Practicability In Privatizing The Power Distribution Companies (DISCOMS)
Updated: Jan 18
On May 16, 2020, the Union Finance Minister announced that all Power Distribution Companies (DISCOMS) in the Union Territories (UTs) will be privatized. This means that operations concerning the businesses of distribution of power in UTs shall be open to private participation to an extent of 100% control. While this is an exciting step that has drawn praise from industry stakeholders and policymakers, several uncertainties remain in enforcing this strategy.
At the outset, the Seventh Schedule of the Indian Constitution is conflicting when it comes to the assignment of the subject ‘power’. The Union List contains ‘atomic energy’, ‘oilfields’, ‘mineral resources’, ‘petroleum’, petroleum products’, etc. State List contains ‘water power’ and the Concurrent List has ‘Electricity’. Considering that power is derived from all of these sources, it squarely falls under the administration of both the Union and State Governments. UTs, under their centralized affiliation, are therefore well within the Central Government’s ambit to authorize this directive as regards to privatization of power distribution operations.

────────

- Prompt -
Reproduce verbatim the portion of the article on privatizing power distribution companies that runs from "Practicability In Privatizing" up to and including "enforcing this strategy.".

- Data excerpt -
────────

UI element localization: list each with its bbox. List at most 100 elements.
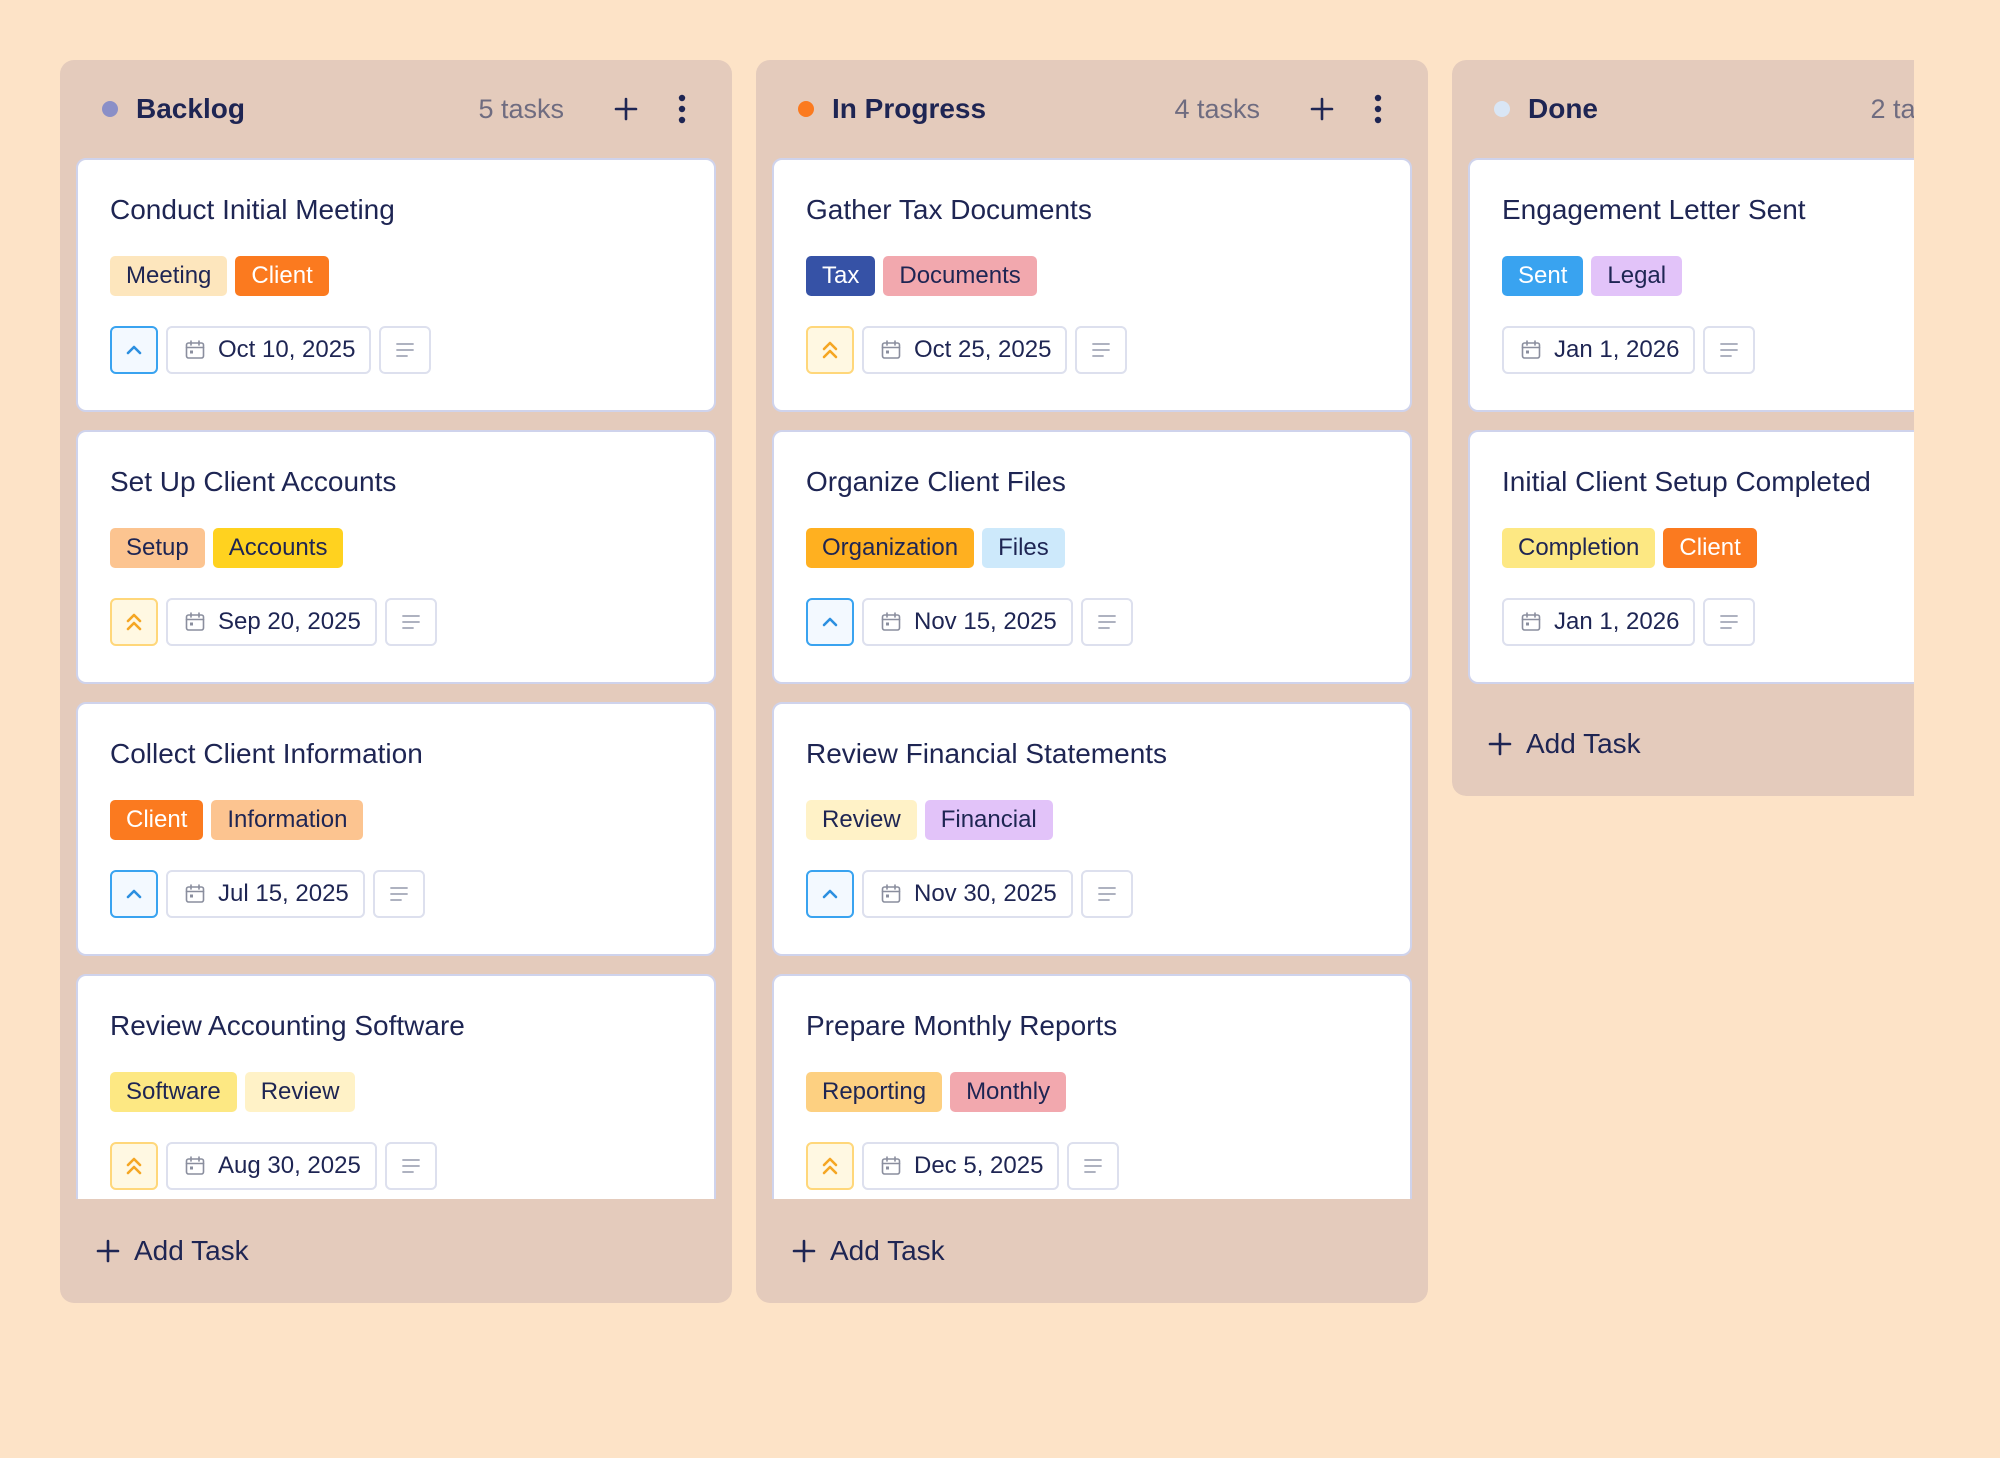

────────

- Exercise response -
Practicability In Privatizing The Power Distribution Companies (DISCOMS)
Updated: Jan 18
On May 16, 2020, the Union Finance Minister announced that all Power Distribution Companies (DISCOMS) in the Union Territories (UTs) will be privatized. This means that operations concerning the businesses of distribution of power in UTs shall be open to private participation to an extent of 100% control. While this is an exciting step that has drawn praise from industry stakeholders and policymakers, several uncertainties remain in enforcing this strategy.